→ **TAREFAS DO EXERCÍCIO**:
(A) Indique se cada afirmação abaixo está de acordo com o texto sobre a traição e justifique com as palavras decisivas do texto, citadas literalmente. (i) Freud ensinou que o sujeito é dividido. (ii) A traição é apenas um desvio de caráter. (iii) Lacan afirma que amar é dar o que se tem a quem o quer.
(B) Reproduza fielmente o trecho do texto sobre a traição que vai de "A traição é, talvez, uma" a "faltas, suas fantasias.", incluindo esses dois extremos.

→ **TRECHO DO TEXTO**:

-------------------------

A traição é, talvez, uma das experiências humanas mais difíceis de assimilar. Quem a sofre sente-se atingido em sua dignidade, em sua confiança, na estrutura que sustentava uma relação. Quem a comete, muitas vezes, encontra-se dividido entre o impulso e a culpa, entre o desejo e o interdito. Culturalmente associada à deslealdade, à quebra de confiança, à ferida narcísica, a traição é mais do que um ato moralmente reprovável. É, para a psicanálise, um fenômeno que revela as camadas subterrâneas do desejo humano, suas ambiguidades, suas faltas, suas fantasias.
O que nos trai, afinal? Seria o outro ou nosso próprio desejo? É possível trair alguém sem, antes, trair a si mesmo?
Para começar a pensar a traição à luz da psicanálise, é necessário abandonar as categorias binárias de certo e errado, inocente e culpado. Freud nos ensinou que o sujeito é dividido, movido por pulsões que nem sempre obedecem à lógica da moral ou da consciência. A traição, nesse sentido, não é apenas um desvio de caráter, mas uma expressão muitas vezes silenciosa e inconsciente de conflitos internos, de desejos recalcados, de fantasias que atravessam a constituição do sujeito.
Na estrutura da relação amorosa, o traído frequentemente ocupa a posição de quem foi enganado, enganado pelo outro e, sobretudo, por sua própria crença de que havia um pacto estável, seguro, inabalável. Lacan, ao retomar o amor na chave do desejo, afirma que amar é dar o que não se tem a alguém que não o quer. A fórmula, aparentemente enigmática, revela algo essencial: o amor, como tudo que se articula no campo do desejo, é atravessado pela falta, pela incompletude, pelo risco.

-------------------------

→ **Entradas de dados coletados**:

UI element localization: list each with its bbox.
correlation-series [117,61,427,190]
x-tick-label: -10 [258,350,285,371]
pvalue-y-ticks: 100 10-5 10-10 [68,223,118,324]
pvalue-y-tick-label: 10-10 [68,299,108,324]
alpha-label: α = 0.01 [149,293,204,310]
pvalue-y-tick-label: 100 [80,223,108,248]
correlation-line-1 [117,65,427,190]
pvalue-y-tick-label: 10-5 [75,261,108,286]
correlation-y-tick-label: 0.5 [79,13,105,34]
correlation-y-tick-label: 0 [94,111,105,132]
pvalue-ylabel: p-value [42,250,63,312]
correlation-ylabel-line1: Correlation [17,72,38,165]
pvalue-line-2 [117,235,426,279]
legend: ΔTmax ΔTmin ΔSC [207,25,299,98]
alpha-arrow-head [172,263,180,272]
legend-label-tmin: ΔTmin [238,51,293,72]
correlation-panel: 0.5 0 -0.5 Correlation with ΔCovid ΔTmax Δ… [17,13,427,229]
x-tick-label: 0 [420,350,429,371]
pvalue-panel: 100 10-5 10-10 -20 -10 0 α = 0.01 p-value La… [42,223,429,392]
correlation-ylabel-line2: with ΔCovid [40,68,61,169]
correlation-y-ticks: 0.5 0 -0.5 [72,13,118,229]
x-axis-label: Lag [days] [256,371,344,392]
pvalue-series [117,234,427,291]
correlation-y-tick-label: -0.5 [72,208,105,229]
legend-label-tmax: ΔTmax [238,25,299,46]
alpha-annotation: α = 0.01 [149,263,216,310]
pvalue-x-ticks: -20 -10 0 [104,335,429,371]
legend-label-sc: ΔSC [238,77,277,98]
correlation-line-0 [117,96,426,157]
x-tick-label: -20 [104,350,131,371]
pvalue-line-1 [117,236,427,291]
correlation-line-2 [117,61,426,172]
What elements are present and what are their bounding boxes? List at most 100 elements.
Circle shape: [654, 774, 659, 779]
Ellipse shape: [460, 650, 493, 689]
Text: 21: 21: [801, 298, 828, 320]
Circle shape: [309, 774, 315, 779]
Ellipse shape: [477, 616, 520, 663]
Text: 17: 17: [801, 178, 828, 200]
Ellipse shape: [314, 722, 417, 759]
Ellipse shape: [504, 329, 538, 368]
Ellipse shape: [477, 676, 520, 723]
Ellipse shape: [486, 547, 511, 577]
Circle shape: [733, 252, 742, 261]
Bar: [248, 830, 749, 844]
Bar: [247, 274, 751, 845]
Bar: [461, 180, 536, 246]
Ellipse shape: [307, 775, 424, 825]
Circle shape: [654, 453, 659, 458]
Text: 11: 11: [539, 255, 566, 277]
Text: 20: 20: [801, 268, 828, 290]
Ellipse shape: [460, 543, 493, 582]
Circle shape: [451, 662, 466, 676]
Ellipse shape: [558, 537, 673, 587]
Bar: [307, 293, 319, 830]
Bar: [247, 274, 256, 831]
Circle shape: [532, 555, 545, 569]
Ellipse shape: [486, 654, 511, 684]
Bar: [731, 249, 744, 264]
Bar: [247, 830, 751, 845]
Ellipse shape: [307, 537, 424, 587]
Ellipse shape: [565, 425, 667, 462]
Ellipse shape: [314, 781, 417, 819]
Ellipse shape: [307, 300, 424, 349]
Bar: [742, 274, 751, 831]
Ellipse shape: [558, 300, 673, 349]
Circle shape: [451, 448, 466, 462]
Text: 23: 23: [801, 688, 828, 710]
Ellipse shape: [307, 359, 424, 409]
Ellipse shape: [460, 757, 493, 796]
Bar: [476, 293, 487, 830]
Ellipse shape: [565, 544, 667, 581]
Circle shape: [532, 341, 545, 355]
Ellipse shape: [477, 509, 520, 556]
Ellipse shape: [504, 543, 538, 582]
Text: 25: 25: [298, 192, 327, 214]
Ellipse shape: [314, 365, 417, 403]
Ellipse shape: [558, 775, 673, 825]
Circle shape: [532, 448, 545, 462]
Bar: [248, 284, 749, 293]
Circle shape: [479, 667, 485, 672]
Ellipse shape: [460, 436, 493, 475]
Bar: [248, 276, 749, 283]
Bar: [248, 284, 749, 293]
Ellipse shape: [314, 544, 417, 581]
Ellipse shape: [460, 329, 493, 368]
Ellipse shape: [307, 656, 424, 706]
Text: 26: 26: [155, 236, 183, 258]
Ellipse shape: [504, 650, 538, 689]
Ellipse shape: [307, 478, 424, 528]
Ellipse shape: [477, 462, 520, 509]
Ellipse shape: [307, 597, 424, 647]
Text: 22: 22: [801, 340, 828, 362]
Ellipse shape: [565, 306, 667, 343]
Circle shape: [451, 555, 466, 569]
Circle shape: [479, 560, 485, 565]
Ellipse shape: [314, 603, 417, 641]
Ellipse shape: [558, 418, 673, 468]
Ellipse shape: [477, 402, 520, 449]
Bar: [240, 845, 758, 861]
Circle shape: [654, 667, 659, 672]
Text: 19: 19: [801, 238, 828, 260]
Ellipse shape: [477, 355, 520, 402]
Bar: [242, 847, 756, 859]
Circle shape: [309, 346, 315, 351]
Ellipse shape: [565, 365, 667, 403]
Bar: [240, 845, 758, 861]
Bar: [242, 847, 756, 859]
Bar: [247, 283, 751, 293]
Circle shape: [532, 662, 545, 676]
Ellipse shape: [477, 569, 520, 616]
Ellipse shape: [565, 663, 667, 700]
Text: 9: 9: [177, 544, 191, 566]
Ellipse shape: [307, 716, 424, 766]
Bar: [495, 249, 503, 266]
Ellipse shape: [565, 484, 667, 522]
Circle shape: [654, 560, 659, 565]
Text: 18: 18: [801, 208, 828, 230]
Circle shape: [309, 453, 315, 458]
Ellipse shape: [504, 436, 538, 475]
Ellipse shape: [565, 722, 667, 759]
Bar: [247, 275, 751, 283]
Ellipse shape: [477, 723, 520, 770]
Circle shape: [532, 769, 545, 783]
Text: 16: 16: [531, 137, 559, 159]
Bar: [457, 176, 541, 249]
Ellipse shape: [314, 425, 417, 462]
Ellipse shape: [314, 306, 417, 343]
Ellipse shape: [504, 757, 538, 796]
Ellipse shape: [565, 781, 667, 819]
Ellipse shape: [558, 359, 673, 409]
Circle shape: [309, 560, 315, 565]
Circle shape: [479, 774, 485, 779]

-------------------------

→ **RESPOSTAS DOS PROBLEMAS**:
(A)
(i) Sim: "Freud nos ensinou que o sujeito é dividido".
(ii) Não: "não é apenas um desvio de caráter".
(iii) Não: "amar é dar o que não se tem a alguém que não o quer".

(B)
A traição é, talvez, uma das experiências humanas mais difíceis de assimilar. Quem a sofre sente-se atingido em sua dignidade, em sua confiança, na estrutura que sustentava uma relação. Quem a comete, muitas vezes, encontra-se dividido entre o impulso e a culpa, entre o desejo e o interdito. Culturalmente associada à deslealdade, à quebra de confiança, à ferida narcísica, a traição é mais do que um ato moralmente reprovável. É, para a psicanálise, um fenômeno que revela as camadas subterrâneas do desejo humano, suas ambiguidades, suas faltas, suas fantasias.